Records for this task:
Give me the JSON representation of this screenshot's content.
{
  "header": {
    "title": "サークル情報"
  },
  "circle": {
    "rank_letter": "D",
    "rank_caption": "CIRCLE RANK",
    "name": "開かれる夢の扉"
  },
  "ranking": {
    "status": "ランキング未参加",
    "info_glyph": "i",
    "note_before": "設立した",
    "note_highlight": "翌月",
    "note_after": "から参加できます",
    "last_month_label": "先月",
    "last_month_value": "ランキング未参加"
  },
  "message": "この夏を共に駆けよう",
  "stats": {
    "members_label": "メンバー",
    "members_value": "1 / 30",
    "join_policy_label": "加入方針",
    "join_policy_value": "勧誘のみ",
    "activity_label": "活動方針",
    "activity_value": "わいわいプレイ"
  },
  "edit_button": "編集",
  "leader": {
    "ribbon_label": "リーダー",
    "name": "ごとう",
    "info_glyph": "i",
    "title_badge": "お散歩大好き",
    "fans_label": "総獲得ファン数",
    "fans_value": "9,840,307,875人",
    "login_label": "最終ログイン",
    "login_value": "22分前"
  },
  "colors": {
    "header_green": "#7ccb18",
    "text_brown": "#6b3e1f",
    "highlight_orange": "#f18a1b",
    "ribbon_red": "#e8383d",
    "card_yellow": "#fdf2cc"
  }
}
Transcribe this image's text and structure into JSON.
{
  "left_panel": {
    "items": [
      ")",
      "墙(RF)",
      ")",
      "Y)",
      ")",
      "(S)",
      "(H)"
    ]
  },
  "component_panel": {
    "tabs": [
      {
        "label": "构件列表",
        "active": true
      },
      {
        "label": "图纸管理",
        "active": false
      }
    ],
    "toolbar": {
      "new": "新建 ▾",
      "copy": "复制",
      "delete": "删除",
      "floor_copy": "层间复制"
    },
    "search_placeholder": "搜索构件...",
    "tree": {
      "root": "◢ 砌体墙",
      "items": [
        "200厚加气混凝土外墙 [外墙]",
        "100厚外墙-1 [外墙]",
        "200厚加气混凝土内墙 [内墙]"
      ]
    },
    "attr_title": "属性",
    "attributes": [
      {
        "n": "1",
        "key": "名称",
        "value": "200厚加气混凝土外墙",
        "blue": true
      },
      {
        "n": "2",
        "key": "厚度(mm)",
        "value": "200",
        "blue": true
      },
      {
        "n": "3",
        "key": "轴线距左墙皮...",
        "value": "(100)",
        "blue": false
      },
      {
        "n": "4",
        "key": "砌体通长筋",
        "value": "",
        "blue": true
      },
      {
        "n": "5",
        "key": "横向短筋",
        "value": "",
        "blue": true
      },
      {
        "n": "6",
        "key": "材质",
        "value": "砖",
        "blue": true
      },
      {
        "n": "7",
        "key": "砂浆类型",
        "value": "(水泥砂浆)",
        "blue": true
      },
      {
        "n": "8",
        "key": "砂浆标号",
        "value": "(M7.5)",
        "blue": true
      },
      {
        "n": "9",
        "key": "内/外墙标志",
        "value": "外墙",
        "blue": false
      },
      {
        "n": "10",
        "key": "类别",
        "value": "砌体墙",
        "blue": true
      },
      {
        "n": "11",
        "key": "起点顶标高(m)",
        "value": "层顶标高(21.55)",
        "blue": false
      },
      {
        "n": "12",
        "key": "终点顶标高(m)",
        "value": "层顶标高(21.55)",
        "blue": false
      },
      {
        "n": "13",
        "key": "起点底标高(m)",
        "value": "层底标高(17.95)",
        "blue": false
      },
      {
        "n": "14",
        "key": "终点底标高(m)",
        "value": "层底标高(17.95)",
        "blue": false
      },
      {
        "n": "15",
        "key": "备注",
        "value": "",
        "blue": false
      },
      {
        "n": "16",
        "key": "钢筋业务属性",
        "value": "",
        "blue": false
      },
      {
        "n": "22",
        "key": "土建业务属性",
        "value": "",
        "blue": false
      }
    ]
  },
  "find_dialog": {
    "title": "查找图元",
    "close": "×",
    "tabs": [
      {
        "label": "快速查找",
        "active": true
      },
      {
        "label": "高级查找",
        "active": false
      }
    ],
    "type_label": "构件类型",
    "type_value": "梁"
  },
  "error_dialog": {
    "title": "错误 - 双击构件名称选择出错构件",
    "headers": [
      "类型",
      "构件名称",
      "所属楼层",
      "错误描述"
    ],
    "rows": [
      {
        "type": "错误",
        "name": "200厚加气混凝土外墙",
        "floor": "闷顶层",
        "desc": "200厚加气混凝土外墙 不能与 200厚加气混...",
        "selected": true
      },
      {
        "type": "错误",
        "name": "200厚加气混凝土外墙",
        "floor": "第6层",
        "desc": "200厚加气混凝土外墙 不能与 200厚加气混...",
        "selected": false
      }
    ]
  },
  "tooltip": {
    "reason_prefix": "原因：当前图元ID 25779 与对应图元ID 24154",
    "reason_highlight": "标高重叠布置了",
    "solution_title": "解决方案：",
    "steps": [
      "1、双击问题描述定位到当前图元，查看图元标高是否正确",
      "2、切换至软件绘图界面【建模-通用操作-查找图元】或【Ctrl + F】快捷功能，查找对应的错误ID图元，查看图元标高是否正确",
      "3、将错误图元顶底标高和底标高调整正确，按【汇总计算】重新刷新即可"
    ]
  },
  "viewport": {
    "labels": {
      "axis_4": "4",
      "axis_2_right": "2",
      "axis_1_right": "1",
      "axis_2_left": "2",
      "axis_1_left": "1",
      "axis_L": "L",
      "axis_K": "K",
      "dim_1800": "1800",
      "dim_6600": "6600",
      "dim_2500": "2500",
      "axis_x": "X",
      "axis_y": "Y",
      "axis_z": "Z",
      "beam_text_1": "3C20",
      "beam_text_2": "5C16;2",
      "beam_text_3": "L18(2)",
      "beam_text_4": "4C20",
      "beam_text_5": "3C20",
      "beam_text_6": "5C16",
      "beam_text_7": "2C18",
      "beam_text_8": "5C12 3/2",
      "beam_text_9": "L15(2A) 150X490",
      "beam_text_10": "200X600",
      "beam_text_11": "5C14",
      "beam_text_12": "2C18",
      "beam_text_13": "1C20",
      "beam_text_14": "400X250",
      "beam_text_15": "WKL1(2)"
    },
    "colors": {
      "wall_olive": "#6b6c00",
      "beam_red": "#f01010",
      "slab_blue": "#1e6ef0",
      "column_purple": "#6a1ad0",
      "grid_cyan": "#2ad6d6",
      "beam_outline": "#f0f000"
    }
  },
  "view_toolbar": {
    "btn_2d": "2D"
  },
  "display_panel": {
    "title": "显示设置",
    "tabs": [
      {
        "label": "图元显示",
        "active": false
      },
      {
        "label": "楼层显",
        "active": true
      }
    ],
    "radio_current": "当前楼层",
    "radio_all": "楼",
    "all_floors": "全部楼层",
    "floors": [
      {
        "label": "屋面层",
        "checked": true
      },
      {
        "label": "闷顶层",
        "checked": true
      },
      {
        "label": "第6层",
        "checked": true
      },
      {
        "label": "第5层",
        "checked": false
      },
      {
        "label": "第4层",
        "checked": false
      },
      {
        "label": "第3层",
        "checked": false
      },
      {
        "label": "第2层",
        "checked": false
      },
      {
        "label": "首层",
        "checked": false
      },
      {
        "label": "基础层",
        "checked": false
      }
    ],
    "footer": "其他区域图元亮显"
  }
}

Problem to solve: Copy all of the data exactly.

Expected output:
Give me the JSON representation of this screenshot's content.
{
  "header": {
    "title": "サークル情報"
  },
  "circle": {
    "rank_letter": "D",
    "rank_caption": "CIRCLE RANK",
    "name": "開かれる夢の扉"
  },
  "ranking": {
    "status": "ランキング未参加",
    "info_glyph": "i",
    "note_before": "設立した",
    "note_highlight": "翌月",
    "note_after": "から参加できます",
    "last_month_label": "先月",
    "last_month_value": "ランキング未参加"
  },
  "message": "この夏を共に駆けよう",
  "stats": {
    "members_label": "メンバー",
    "members_value": "1 / 30",
    "join_policy_label": "加入方針",
    "join_policy_value": "勧誘のみ",
    "activity_label": "活動方針",
    "activity_value": "わいわいプレイ"
  },
  "edit_button": "編集",
  "leader": {
    "ribbon_label": "リーダー",
    "name": "ごとう",
    "info_glyph": "i",
    "title_badge": "お散歩大好き",
    "fans_label": "総獲得ファン数",
    "fans_value": "9,840,307,875人",
    "login_label": "最終ログイン",
    "login_value": "22分前"
  },
  "colors": {
    "header_green": "#7ccb18",
    "text_brown": "#6b3e1f",
    "highlight_orange": "#f18a1b",
    "ribbon_red": "#e8383d",
    "card_yellow": "#fdf2cc"
  }
}
Transcribe this image's text and structure into JSON.
{
  "left_panel": {
    "items": [
      ")",
      "墙(RF)",
      ")",
      "Y)",
      ")",
      "(S)",
      "(H)"
    ]
  },
  "component_panel": {
    "tabs": [
      {
        "label": "构件列表",
        "active": true
      },
      {
        "label": "图纸管理",
        "active": false
      }
    ],
    "toolbar": {
      "new": "新建 ▾",
      "copy": "复制",
      "delete": "删除",
      "floor_copy": "层间复制"
    },
    "search_placeholder": "搜索构件...",
    "tree": {
      "root": "◢ 砌体墙",
      "items": [
        "200厚加气混凝土外墙 [外墙]",
        "100厚外墙-1 [外墙]",
        "200厚加气混凝土内墙 [内墙]"
      ]
    },
    "attr_title": "属性",
    "attributes": [
      {
        "n": "1",
        "key": "名称",
        "value": "200厚加气混凝土外墙",
        "blue": true
      },
      {
        "n": "2",
        "key": "厚度(mm)",
        "value": "200",
        "blue": true
      },
      {
        "n": "3",
        "key": "轴线距左墙皮...",
        "value": "(100)",
        "blue": false
      },
      {
        "n": "4",
        "key": "砌体通长筋",
        "value": "",
        "blue": true
      },
      {
        "n": "5",
        "key": "横向短筋",
        "value": "",
        "blue": true
      },
      {
        "n": "6",
        "key": "材质",
        "value": "砖",
        "blue": true
      },
      {
        "n": "7",
        "key": "砂浆类型",
        "value": "(水泥砂浆)",
        "blue": true
      },
      {
        "n": "8",
        "key": "砂浆标号",
        "value": "(M7.5)",
        "blue": true
      },
      {
        "n": "9",
        "key": "内/外墙标志",
        "value": "外墙",
        "blue": false
      },
      {
        "n": "10",
        "key": "类别",
        "value": "砌体墙",
        "blue": true
      },
      {
        "n": "11",
        "key": "起点顶标高(m)",
        "value": "层顶标高(21.55)",
        "blue": false
      },
      {
        "n": "12",
        "key": "终点顶标高(m)",
        "value": "层顶标高(21.55)",
        "blue": false
      },
      {
        "n": "13",
        "key": "起点底标高(m)",
        "value": "层底标高(17.95)",
        "blue": false
      },
      {
        "n": "14",
        "key": "终点底标高(m)",
        "value": "层底标高(17.95)",
        "blue": false
      },
      {
        "n": "15",
        "key": "备注",
        "value": "",
        "blue": false
      },
      {
        "n": "16",
        "key": "钢筋业务属性",
        "value": "",
        "blue": false
      },
      {
        "n": "22",
        "key": "土建业务属性",
        "value": "",
        "blue": false
      }
    ]
  },
  "find_dialog": {
    "title": "查找图元",
    "close": "×",
    "tabs": [
      {
        "label": "快速查找",
        "active": true
      },
      {
        "label": "高级查找",
        "active": false
      }
    ],
    "type_label": "构件类型",
    "type_value": "梁"
  },
  "error_dialog": {
    "title": "错误 - 双击构件名称选择出错构件",
    "headers": [
      "类型",
      "构件名称",
      "所属楼层",
      "错误描述"
    ],
    "rows": [
      {
        "type": "错误",
        "name": "200厚加气混凝土外墙",
        "floor": "闷顶层",
        "desc": "200厚加气混凝土外墙 不能与 200厚加气混...",
        "selected": true
      },
      {
        "type": "错误",
        "name": "200厚加气混凝土外墙",
        "floor": "第6层",
        "desc": "200厚加气混凝土外墙 不能与 200厚加气混...",
        "selected": false
      }
    ]
  },
  "tooltip": {
    "reason_prefix": "原因：当前图元ID 25779 与对应图元ID 24154",
    "reason_highlight": "标高重叠布置了",
    "solution_title": "解决方案：",
    "steps": [
      "1、双击问题描述定位到当前图元，查看图元标高是否正确",
      "2、切换至软件绘图界面【建模-通用操作-查找图元】或【Ctrl + F】快捷功能，查找对应的错误ID图元，查看图元标高是否正确",
      "3、将错误图元顶底标高和底标高调整正确，按【汇总计算】重新刷新即可"
    ]
  },
  "viewport": {
    "labels": {
      "axis_4": "4",
      "axis_2_right": "2",
      "axis_1_right": "1",
      "axis_2_left": "2",
      "axis_1_left": "1",
      "axis_L": "L",
      "axis_K": "K",
      "dim_1800": "1800",
      "dim_6600": "6600",
      "dim_2500": "2500",
      "axis_x": "X",
      "axis_y": "Y",
      "axis_z": "Z",
      "beam_text_1": "3C20",
      "beam_text_2": "5C16;2",
      "beam_text_3": "L18(2)",
      "beam_text_4": "4C20",
      "beam_text_5": "3C20",
      "beam_text_6": "5C16",
      "beam_text_7": "2C18",
      "beam_text_8": "5C12 3/2",
      "beam_text_9": "L15(2A) 150X490",
      "beam_text_10": "200X600",
      "beam_text_11": "5C14",
      "beam_text_12": "2C18",
      "beam_text_13": "1C20",
      "beam_text_14": "400X250",
      "beam_text_15": "WKL1(2)"
    },
    "colors": {
      "wall_olive": "#6b6c00",
      "beam_red": "#f01010",
      "slab_blue": "#1e6ef0",
      "column_purple": "#6a1ad0",
      "grid_cyan": "#2ad6d6",
      "beam_outline": "#f0f000"
    }
  },
  "view_toolbar": {
    "btn_2d": "2D"
  },
  "display_panel": {
    "title": "显示设置",
    "tabs": [
      {
        "label": "图元显示",
        "active": false
      },
      {
        "label": "楼层显",
        "active": true
      }
    ],
    "radio_current": "当前楼层",
    "radio_all": "楼",
    "all_floors": "全部楼层",
    "floors": [
      {
        "label": "屋面层",
        "checked": true
      },
      {
        "label": "闷顶层",
        "checked": true
      },
      {
        "label": "第6层",
        "checked": true
      },
      {
        "label": "第5层",
        "checked": false
      },
      {
        "label": "第4层",
        "checked": false
      },
      {
        "label": "第3层",
        "checked": false
      },
      {
        "label": "第2层",
        "checked": false
      },
      {
        "label": "首层",
        "checked": false
      },
      {
        "label": "基础层",
        "checked": false
      }
    ],
    "footer": "其他区域图元亮显"
  }
}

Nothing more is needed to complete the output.